* _Prompt_:
Extract each line of the data below exactly as written.

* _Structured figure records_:
┄┄┄┄┄┄

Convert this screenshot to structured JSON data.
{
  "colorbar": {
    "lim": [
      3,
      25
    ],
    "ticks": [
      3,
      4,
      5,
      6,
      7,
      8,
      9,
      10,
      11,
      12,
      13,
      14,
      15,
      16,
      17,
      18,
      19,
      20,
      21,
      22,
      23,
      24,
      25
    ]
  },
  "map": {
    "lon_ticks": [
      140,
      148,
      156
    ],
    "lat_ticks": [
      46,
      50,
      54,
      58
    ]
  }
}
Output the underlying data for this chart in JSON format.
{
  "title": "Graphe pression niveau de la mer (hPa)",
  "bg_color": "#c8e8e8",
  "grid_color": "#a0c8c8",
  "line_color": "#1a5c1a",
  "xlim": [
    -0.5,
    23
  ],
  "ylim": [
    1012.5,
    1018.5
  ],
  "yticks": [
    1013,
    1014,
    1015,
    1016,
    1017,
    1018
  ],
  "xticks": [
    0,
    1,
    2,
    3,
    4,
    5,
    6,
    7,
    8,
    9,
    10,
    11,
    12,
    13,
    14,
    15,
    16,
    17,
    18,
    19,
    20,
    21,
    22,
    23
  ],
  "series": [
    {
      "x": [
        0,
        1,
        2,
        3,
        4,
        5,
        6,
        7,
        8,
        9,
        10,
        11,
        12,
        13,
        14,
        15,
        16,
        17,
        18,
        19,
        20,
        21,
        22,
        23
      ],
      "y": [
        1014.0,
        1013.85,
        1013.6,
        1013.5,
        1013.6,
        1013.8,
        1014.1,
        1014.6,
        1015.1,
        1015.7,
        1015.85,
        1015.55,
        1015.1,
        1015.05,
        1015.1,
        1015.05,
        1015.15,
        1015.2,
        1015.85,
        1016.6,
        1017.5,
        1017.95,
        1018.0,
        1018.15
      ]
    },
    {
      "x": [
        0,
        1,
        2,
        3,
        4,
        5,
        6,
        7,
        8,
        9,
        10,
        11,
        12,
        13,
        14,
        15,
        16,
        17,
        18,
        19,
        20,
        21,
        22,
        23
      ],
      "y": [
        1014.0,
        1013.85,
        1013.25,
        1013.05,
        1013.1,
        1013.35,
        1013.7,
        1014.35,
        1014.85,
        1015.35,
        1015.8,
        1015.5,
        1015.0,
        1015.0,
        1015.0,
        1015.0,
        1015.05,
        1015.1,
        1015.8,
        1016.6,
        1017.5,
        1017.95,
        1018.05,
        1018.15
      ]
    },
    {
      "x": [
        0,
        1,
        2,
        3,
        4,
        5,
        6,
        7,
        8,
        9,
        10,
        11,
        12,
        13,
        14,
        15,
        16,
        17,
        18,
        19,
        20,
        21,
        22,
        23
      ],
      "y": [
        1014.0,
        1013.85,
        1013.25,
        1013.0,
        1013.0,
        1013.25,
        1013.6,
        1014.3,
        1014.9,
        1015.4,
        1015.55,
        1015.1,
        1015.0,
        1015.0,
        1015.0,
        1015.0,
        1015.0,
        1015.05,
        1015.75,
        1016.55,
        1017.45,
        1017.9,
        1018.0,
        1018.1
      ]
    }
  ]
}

┄┄┄┄┄┄

* _Exercise output_:
Convert this screenshot to structured JSON data.
{
  "colorbar": {
    "lim": [
      3,
      25
    ],
    "ticks": [
      3,
      4,
      5,
      6,
      7,
      8,
      9,
      10,
      11,
      12,
      13,
      14,
      15,
      16,
      17,
      18,
      19,
      20,
      21,
      22,
      23,
      24,
      25
    ]
  },
  "map": {
    "lon_ticks": [
      140,
      148,
      156
    ],
    "lat_ticks": [
      46,
      50,
      54,
      58
    ]
  }
}
Output the underlying data for this chart in JSON format.
{
  "title": "Graphe pression niveau de la mer (hPa)",
  "bg_color": "#c8e8e8",
  "grid_color": "#a0c8c8",
  "line_color": "#1a5c1a",
  "xlim": [
    -0.5,
    23
  ],
  "ylim": [
    1012.5,
    1018.5
  ],
  "yticks": [
    1013,
    1014,
    1015,
    1016,
    1017,
    1018
  ],
  "xticks": [
    0,
    1,
    2,
    3,
    4,
    5,
    6,
    7,
    8,
    9,
    10,
    11,
    12,
    13,
    14,
    15,
    16,
    17,
    18,
    19,
    20,
    21,
    22,
    23
  ],
  "series": [
    {
      "x": [
        0,
        1,
        2,
        3,
        4,
        5,
        6,
        7,
        8,
        9,
        10,
        11,
        12,
        13,
        14,
        15,
        16,
        17,
        18,
        19,
        20,
        21,
        22,
        23
      ],
      "y": [
        1014.0,
        1013.85,
        1013.6,
        1013.5,
        1013.6,
        1013.8,
        1014.1,
        1014.6,
        1015.1,
        1015.7,
        1015.85,
        1015.55,
        1015.1,
        1015.05,
        1015.1,
        1015.05,
        1015.15,
        1015.2,
        1015.85,
        1016.6,
        1017.5,
        1017.95,
        1018.0,
        1018.15
      ]
    },
    {
      "x": [
        0,
        1,
        2,
        3,
        4,
        5,
        6,
        7,
        8,
        9,
        10,
        11,
        12,
        13,
        14,
        15,
        16,
        17,
        18,
        19,
        20,
        21,
        22,
        23
      ],
      "y": [
        1014.0,
        1013.85,
        1013.25,
        1013.05,
        1013.1,
        1013.35,
        1013.7,
        1014.35,
        1014.85,
        1015.35,
        1015.8,
        1015.5,
        1015.0,
        1015.0,
        1015.0,
        1015.0,
        1015.05,
        1015.1,
        1015.8,
        1016.6,
        1017.5,
        1017.95,
        1018.05,
        1018.15
      ]
    },
    {
      "x": [
        0,
        1,
        2,
        3,
        4,
        5,
        6,
        7,
        8,
        9,
        10,
        11,
        12,
        13,
        14,
        15,
        16,
        17,
        18,
        19,
        20,
        21,
        22,
        23
      ],
      "y": [
        1014.0,
        1013.85,
        1013.25,
        1013.0,
        1013.0,
        1013.25,
        1013.6,
        1014.3,
        1014.9,
        1015.4,
        1015.55,
        1015.1,
        1015.0,
        1015.0,
        1015.0,
        1015.0,
        1015.0,
        1015.05,
        1015.75,
        1016.55,
        1017.45,
        1017.9,
        1018.0,
        1018.1
      ]
    }
  ]
}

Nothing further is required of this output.